Gather every line in the records below that contains the word "JSON".

### Extracted records
↓
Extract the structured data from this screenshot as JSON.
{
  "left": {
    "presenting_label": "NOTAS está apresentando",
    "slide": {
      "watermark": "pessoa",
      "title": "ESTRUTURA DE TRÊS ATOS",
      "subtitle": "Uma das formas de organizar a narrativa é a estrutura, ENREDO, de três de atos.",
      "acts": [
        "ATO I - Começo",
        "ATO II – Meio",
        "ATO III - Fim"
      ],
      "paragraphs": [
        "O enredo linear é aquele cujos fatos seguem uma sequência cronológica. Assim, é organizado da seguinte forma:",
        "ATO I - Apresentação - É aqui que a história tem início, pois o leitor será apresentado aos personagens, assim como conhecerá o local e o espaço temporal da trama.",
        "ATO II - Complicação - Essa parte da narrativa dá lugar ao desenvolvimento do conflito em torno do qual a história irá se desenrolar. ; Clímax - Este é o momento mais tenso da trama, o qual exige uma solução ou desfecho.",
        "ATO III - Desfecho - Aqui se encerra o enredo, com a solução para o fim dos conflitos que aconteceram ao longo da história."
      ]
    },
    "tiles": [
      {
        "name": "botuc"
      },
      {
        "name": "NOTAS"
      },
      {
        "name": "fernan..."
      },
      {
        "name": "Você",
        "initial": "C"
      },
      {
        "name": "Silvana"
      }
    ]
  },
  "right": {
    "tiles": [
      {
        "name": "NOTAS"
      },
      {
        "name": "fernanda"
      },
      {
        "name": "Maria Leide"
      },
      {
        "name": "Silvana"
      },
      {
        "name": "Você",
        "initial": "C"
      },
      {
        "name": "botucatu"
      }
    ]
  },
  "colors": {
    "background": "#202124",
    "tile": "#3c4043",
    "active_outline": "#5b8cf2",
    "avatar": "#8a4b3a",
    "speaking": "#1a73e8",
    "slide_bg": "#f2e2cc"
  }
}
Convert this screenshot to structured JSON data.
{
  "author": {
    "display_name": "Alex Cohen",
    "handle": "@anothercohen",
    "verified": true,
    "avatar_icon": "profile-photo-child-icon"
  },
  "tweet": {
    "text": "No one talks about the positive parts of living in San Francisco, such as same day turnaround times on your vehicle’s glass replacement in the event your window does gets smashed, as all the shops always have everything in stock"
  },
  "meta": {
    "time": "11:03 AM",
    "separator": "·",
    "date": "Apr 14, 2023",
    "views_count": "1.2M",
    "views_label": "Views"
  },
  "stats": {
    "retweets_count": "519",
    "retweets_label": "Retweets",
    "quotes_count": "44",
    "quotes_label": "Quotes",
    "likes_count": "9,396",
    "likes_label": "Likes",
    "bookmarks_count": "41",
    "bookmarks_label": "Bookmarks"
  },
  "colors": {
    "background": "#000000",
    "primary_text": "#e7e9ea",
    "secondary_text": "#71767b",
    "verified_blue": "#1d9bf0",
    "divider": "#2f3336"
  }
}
↑
### Written solution
Extract the structured data from this screenshot as JSON.
Convert this screenshot to structured JSON data.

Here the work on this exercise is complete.